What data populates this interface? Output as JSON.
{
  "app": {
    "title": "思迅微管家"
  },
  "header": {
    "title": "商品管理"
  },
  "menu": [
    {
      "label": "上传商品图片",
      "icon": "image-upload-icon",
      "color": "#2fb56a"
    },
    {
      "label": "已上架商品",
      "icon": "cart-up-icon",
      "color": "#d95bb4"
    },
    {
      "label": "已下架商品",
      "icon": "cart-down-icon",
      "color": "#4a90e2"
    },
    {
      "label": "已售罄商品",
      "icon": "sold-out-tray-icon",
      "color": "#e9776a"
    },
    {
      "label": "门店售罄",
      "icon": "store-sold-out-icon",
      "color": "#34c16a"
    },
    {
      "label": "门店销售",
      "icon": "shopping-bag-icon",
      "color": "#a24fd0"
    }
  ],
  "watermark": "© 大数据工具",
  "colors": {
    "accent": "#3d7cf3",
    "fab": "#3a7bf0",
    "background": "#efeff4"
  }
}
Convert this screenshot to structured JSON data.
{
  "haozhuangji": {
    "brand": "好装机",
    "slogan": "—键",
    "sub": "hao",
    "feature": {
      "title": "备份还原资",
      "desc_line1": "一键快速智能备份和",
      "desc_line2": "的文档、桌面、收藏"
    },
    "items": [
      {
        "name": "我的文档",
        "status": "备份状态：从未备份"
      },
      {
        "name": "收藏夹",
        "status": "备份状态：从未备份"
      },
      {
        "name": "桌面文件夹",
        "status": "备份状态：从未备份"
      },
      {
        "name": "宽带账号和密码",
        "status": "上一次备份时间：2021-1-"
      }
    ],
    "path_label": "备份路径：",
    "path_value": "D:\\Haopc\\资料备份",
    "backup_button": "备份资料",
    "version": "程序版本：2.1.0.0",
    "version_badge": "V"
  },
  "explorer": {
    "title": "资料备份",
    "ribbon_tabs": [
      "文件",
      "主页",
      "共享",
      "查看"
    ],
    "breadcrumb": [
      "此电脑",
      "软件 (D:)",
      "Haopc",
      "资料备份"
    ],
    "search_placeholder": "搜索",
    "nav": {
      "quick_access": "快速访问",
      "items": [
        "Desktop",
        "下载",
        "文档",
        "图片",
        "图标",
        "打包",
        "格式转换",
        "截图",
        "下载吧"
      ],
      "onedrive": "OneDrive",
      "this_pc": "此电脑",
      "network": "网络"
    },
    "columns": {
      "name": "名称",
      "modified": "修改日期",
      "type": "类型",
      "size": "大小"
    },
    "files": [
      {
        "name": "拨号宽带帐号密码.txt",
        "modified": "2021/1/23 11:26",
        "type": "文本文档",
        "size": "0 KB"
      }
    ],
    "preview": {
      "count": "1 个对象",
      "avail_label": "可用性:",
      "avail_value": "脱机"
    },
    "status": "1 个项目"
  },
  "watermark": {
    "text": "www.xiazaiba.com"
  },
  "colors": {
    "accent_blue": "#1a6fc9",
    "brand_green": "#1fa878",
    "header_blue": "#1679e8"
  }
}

________________________________________

■ Goal: Lines from the records above that hold "JSON" are the ones to list.

■ Expected answer:
What data populates this interface? Output as JSON.
Convert this screenshot to structured JSON data.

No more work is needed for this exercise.